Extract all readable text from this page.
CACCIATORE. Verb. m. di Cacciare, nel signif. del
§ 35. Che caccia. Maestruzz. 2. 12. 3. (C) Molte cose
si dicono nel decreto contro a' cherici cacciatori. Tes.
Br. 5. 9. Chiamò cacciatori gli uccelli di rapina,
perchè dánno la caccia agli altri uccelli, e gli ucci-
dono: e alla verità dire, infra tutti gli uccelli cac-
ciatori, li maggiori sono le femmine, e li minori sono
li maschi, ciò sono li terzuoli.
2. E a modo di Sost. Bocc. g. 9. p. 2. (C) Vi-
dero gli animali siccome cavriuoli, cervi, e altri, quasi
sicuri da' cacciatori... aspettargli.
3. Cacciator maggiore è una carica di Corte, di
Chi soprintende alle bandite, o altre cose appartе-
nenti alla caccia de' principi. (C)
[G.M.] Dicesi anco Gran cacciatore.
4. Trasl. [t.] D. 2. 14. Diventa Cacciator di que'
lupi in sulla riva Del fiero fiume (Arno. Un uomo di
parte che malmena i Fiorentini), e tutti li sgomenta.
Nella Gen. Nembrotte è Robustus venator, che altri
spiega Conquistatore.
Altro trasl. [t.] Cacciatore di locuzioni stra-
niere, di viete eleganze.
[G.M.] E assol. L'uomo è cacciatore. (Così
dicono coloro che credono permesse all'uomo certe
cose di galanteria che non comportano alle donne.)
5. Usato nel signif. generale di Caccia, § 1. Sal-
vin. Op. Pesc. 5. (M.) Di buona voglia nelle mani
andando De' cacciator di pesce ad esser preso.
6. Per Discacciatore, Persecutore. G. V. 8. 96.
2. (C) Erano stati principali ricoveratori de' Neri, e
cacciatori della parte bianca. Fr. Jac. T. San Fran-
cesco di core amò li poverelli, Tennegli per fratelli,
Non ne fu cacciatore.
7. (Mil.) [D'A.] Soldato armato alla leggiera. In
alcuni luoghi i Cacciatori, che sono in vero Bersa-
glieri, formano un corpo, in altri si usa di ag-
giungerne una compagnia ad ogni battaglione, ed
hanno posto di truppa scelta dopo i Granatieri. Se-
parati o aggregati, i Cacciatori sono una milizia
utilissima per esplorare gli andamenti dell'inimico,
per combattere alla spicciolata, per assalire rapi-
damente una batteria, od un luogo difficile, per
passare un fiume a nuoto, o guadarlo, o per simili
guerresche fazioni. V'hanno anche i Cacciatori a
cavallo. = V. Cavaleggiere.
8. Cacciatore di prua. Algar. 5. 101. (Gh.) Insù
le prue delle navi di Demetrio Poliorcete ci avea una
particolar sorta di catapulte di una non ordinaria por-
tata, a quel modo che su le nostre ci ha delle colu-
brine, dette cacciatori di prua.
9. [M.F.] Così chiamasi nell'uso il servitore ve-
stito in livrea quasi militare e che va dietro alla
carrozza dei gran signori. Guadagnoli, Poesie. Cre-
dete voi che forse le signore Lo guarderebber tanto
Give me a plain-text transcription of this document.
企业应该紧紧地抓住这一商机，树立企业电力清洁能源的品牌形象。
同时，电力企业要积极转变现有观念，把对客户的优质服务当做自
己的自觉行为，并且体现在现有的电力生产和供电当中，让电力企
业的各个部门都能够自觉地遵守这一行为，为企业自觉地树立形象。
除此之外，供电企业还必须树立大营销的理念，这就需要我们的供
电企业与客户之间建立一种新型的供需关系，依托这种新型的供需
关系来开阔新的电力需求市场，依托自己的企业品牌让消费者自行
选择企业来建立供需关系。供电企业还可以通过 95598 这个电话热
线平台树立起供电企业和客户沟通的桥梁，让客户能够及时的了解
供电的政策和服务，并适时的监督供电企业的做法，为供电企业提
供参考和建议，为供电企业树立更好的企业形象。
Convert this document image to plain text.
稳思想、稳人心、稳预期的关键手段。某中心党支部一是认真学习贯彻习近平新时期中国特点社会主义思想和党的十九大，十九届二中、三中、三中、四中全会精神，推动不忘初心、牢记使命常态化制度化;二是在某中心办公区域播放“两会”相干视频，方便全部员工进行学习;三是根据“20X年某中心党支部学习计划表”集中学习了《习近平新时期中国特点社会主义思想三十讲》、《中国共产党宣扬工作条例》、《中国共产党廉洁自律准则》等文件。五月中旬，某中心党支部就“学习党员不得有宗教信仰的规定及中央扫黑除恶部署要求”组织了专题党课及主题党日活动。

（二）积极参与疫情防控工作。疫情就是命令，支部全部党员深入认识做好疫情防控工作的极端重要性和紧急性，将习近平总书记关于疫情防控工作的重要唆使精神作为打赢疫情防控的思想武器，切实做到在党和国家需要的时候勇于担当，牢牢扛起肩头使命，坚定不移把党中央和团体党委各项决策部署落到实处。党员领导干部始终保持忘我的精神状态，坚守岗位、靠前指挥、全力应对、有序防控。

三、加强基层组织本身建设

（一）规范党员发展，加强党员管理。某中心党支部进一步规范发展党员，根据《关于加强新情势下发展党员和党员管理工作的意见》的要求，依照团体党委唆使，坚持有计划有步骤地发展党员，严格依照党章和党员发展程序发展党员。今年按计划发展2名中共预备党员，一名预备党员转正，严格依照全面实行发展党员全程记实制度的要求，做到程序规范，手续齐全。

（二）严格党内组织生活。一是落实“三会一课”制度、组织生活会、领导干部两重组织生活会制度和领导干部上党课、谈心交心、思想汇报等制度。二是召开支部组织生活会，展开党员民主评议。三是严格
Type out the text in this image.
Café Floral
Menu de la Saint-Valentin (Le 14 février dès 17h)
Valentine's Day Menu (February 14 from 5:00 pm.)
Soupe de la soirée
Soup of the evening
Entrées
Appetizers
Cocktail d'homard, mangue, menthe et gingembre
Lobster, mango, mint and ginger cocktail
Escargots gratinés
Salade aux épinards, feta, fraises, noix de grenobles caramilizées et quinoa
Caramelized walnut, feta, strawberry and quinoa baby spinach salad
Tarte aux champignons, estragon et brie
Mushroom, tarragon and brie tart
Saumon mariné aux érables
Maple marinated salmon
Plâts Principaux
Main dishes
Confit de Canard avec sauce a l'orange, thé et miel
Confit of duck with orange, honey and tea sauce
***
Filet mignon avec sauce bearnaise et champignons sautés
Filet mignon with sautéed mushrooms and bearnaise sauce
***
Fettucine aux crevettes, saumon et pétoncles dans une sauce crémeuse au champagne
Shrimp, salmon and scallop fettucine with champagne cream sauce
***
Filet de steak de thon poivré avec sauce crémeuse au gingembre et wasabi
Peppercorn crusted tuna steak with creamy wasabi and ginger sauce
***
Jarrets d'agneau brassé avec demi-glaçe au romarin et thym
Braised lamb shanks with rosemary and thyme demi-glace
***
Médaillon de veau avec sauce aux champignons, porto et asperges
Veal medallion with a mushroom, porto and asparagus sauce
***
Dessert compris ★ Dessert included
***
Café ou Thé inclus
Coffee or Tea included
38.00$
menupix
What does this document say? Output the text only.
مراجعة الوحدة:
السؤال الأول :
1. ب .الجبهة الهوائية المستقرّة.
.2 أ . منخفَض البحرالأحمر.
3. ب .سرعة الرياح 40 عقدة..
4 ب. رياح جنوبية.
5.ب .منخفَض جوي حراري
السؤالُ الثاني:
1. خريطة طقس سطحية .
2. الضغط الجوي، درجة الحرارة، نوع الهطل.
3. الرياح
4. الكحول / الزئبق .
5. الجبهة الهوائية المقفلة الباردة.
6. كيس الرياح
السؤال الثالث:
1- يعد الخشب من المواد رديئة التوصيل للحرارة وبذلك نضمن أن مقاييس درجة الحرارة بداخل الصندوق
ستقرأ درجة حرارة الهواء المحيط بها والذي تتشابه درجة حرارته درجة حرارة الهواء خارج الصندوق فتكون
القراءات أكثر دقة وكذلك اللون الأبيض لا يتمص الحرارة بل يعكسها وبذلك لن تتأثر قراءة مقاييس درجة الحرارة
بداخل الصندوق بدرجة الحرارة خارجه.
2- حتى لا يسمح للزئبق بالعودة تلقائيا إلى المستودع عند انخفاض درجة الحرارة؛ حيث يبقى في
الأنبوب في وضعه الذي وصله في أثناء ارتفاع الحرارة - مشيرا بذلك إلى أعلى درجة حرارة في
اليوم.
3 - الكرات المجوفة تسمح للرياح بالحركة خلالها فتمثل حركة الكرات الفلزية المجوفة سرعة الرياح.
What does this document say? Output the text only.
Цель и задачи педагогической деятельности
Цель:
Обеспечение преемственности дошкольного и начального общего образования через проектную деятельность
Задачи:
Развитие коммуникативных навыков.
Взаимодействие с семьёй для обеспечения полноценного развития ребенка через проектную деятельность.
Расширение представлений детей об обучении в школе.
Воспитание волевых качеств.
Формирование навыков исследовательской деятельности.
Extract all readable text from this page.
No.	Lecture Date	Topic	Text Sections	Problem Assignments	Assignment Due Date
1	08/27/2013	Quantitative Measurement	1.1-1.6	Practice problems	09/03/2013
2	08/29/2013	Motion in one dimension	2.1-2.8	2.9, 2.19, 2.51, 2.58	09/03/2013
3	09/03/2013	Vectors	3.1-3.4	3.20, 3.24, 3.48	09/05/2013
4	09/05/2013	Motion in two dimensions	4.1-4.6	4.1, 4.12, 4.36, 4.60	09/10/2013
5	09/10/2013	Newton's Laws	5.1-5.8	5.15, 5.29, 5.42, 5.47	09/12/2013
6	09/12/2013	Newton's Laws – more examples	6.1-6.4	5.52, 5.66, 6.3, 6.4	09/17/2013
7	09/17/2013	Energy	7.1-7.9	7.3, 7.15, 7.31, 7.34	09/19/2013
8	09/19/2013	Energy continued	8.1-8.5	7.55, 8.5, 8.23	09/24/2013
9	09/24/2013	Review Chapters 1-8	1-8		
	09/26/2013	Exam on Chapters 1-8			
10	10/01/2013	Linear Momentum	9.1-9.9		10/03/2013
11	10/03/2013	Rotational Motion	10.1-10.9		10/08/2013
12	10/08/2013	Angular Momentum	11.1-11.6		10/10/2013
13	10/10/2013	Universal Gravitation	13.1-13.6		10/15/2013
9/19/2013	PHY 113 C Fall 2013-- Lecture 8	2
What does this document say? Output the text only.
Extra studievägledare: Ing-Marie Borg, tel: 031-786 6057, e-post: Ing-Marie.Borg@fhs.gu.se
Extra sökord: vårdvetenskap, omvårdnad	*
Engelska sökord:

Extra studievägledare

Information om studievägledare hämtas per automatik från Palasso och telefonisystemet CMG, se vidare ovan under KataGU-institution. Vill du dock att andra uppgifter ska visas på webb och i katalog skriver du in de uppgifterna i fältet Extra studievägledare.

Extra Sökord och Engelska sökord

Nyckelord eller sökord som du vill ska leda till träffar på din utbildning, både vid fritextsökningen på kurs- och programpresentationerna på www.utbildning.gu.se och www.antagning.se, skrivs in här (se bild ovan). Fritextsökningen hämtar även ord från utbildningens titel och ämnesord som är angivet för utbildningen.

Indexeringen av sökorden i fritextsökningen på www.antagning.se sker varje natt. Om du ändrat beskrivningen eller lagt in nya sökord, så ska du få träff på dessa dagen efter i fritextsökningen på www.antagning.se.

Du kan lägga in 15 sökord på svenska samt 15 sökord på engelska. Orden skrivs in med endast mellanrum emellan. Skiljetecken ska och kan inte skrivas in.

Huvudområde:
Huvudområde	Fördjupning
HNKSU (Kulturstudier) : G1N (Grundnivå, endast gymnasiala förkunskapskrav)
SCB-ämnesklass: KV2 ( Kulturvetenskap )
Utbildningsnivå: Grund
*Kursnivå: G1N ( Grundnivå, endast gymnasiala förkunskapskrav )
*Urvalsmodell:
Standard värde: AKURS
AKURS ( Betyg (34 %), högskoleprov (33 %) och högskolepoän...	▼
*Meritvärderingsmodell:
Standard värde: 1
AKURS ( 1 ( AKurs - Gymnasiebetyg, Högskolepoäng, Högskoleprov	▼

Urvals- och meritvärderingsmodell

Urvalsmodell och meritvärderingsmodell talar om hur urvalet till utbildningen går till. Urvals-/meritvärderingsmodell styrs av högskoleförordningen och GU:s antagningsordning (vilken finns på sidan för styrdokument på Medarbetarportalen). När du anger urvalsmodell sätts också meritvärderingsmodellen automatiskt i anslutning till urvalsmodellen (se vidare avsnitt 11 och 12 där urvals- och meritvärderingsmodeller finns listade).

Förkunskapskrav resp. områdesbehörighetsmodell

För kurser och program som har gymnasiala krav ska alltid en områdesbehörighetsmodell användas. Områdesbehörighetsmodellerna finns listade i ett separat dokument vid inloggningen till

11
■ ■ ■
Pick out the lines that include the word "demi" and write them out.

Jarrets d'agneau brassé avec demi-glaçe au romarin et thym
Braised lamb shanks with rosemary and thyme demi-glace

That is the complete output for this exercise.